_Task description:_ Reproduce the listing below exactly, minus its pictures.

_Entries:_
· · · · ·
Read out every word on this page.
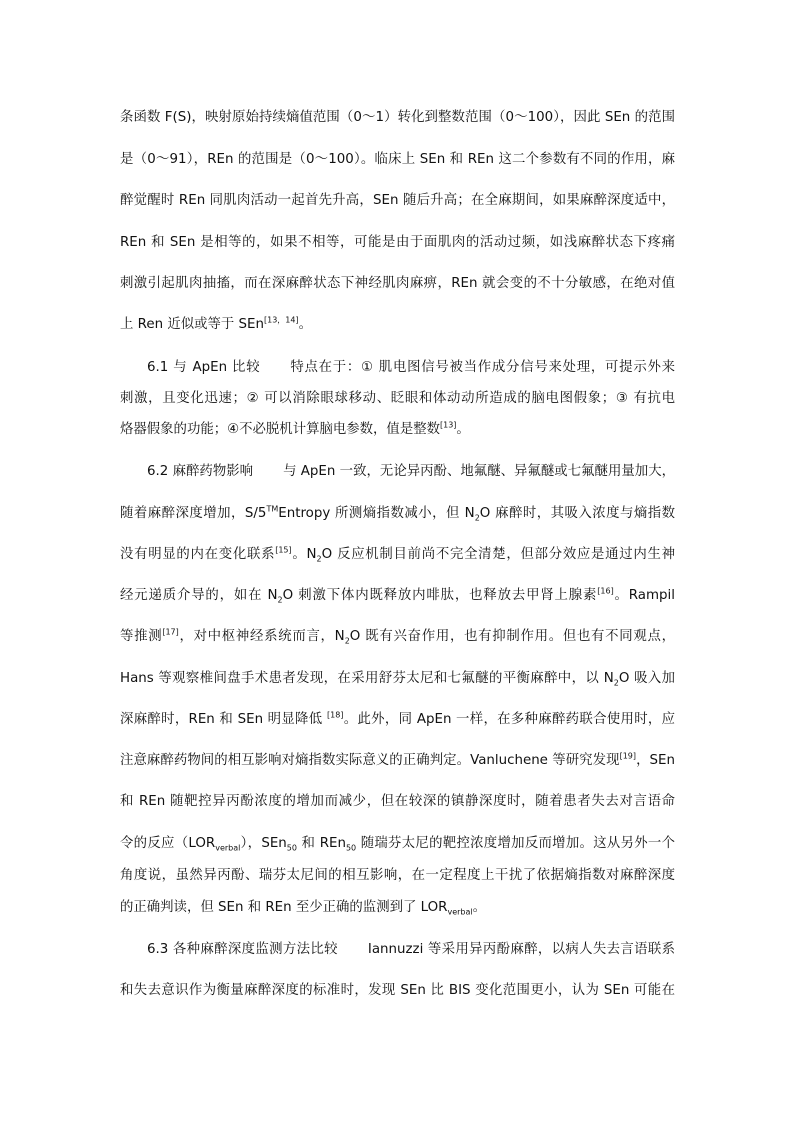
条函数 F(S)，映射原始持续熵值范围（0～1）转化到整数范围（0～100），因此 SEn 的范围
是（0～91），REn 的范围是（0～100）。临床上 SEn 和 REn 这二个参数有不同的作用，麻
醉觉醒时 REn 同肌肉活动一起首先升高，SEn 随后升高；在全麻期间，如果麻醉深度适中，
REn 和 SEn 是相等的，如果不相等，可能是由于面肌肉的活动过频，如浅麻醉状态下疼痛
刺激引起肌肉抽搐，而在深麻醉状态下神经肌肉麻痹，REn 就会变的不十分敏感，在绝对值
上 Ren 近似或等于 SEn[13，14]。
6.1 与 ApEn 比较 特点在于：① 肌电图信号被当作成分信号来处理，可提示外来
刺激，且变化迅速；② 可以消除眼球移动、眨眼和体动动所造成的脑电图假象；③ 有抗电
烙器假象的功能；④不必脱机计算脑电参数，值是整数[13]。
6.2 麻醉药物影响 与 ApEn 一致，无论异丙酚、地氟醚、异氟醚或七氟醚用量加大，
随着麻醉深度增加，S/5™Entropy 所测熵指数减小，但 $N_2O$ 麻醉时，其吸入浓度与熵指数
没有明显的内在变化联系[15]。$N_2O$ 反应机制目前尚不完全清楚，但部分效应是通过内生神
经元递质介导的，如在 $N_2O$ 刺激下体内既释放内啡肽，也释放去甲肾上腺素[16]。Rampil
等推测[17]，对中枢神经系统而言，$N_2O$ 既有兴奋作用，也有抑制作用。但也有不同观点，
Hans 等观察椎间盘手术患者发现，在采用舒芬太尼和七氟醚的平衡麻醉中，以 $N_2O$ 吸入加
深麻醉时，REn 和 SEn 明显降低 [18]。此外，同 ApEn 一样，在多种麻醉药联合使用时，应
注意麻醉药物间的相互影响对熵指数实际意义的正确判定。Vanluchene 等研究发现[19]，SEn
和 REn 随靶控异丙酚浓度的增加而减少，但在较深的镇静深度时，随着患者失去对言语命
令的反应$(LOR_{verbal})$，SEn$_{50}$ 和 REn$_{50}$ 随瑞芬太尼的靶控浓度增加反而增加。这从另外一个
角度说，虽然异丙酚、瑞芬太尼间的相互影响，在一定程度上干扰了依据熵指数对麻醉深度
的正确判读，但 SEn 和 REn 至少正确的监测到了 $LOR_{verbal}$。
6.3 各种麻醉深度监测方法比较 Iannuzzi 等采用异丙酚麻醉，以病人失去言语联系
和失去意识作为衡量麻醉深度的标准时，发现 SEn 比 BIS 变化范围更小，认为 SEn 可能在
· · · · ·
_Exercise solution:_
Read out every word on this page.
条函数 F(S)，映射原始持续熵值范围（0～1）转化到整数范围（0～100），因此 SEn 的范围
是（0～91），REn 的范围是（0～100）。临床上 SEn 和 REn 这二个参数有不同的作用，麻
醉觉醒时 REn 同肌肉活动一起首先升高，SEn 随后升高；在全麻期间，如果麻醉深度适中，
REn 和 SEn 是相等的，如果不相等，可能是由于面肌肉的活动过频，如浅麻醉状态下疼痛
刺激引起肌肉抽搐，而在深麻醉状态下神经肌肉麻痹，REn 就会变的不十分敏感，在绝对值
上 Ren 近似或等于 SEn[13，14]。
6.1 与 ApEn 比较 特点在于：① 肌电图信号被当作成分信号来处理，可提示外来
刺激，且变化迅速；② 可以消除眼球移动、眨眼和体动动所造成的脑电图假象；③ 有抗电
烙器假象的功能；④不必脱机计算脑电参数，值是整数[13]。
6.2 麻醉药物影响 与 ApEn 一致，无论异丙酚、地氟醚、异氟醚或七氟醚用量加大，
随着麻醉深度增加，S/5™Entropy 所测熵指数减小，但 $N_2O$ 麻醉时，其吸入浓度与熵指数
没有明显的内在变化联系[15]。$N_2O$ 反应机制目前尚不完全清楚，但部分效应是通过内生神
经元递质介导的，如在 $N_2O$ 刺激下体内既释放内啡肽，也释放去甲肾上腺素[16]。Rampil
等推测[17]，对中枢神经系统而言，$N_2O$ 既有兴奋作用，也有抑制作用。但也有不同观点，
Hans 等观察椎间盘手术患者发现，在采用舒芬太尼和七氟醚的平衡麻醉中，以 $N_2O$ 吸入加
深麻醉时，REn 和 SEn 明显降低 [18]。此外，同 ApEn 一样，在多种麻醉药联合使用时，应
注意麻醉药物间的相互影响对熵指数实际意义的正确判定。Vanluchene 等研究发现[19]，SEn
和 REn 随靶控异丙酚浓度的增加而减少，但在较深的镇静深度时，随着患者失去对言语命
令的反应$(LOR_{verbal})$，SEn$_{50}$ 和 REn$_{50}$ 随瑞芬太尼的靶控浓度增加反而增加。这从另外一个
角度说，虽然异丙酚、瑞芬太尼间的相互影响，在一定程度上干扰了依据熵指数对麻醉深度
的正确判读，但 SEn 和 REn 至少正确的监测到了 $LOR_{verbal}$。
6.3 各种麻醉深度监测方法比较 Iannuzzi 等采用异丙酚麻醉，以病人失去言语联系
和失去意识作为衡量麻醉深度的标准时，发现 SEn 比 BIS 变化范围更小，认为 SEn 可能在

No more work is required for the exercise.